| Your instructions |
Set down every entry again word for word, please, but skip the pictures.
-=-=-
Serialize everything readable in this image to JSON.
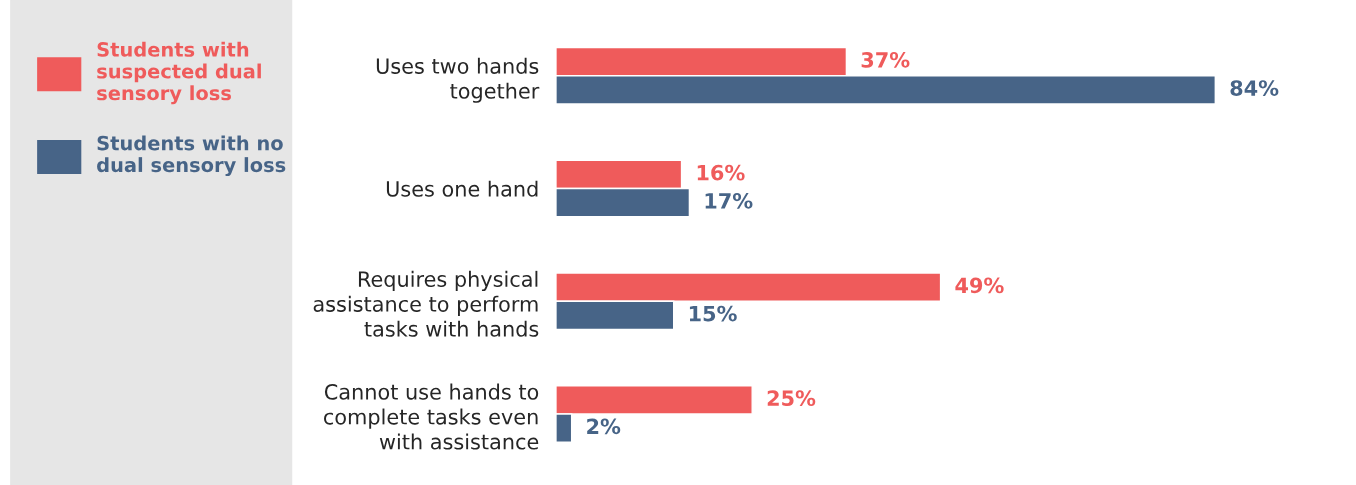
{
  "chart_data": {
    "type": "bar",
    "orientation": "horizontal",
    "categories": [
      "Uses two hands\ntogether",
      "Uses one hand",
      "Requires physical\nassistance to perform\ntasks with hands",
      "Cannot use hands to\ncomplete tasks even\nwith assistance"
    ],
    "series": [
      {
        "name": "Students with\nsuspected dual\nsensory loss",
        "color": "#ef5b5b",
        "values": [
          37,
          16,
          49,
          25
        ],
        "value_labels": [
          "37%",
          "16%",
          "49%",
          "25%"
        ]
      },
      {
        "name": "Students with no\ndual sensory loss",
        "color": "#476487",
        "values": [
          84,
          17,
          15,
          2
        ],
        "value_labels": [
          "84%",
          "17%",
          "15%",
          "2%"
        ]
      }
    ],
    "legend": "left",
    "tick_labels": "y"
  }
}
-=-=-
| Response to this task |
Serialize everything readable in this image to JSON.
{
  "chart_data": {
    "type": "bar",
    "orientation": "horizontal",
    "categories": [
      "Uses two hands\ntogether",
      "Uses one hand",
      "Requires physical\nassistance to perform\ntasks with hands",
      "Cannot use hands to\ncomplete tasks even\nwith assistance"
    ],
    "series": [
      {
        "name": "Students with\nsuspected dual\nsensory loss",
        "color": "#ef5b5b",
        "values": [
          37,
          16,
          49,
          25
        ],
        "value_labels": [
          "37%",
          "16%",
          "49%",
          "25%"
        ]
      },
      {
        "name": "Students with no\ndual sensory loss",
        "color": "#476487",
        "values": [
          84,
          17,
          15,
          2
        ],
        "value_labels": [
          "84%",
          "17%",
          "15%",
          "2%"
        ]
      }
    ],
    "legend": "left",
    "tick_labels": "y"
  }
}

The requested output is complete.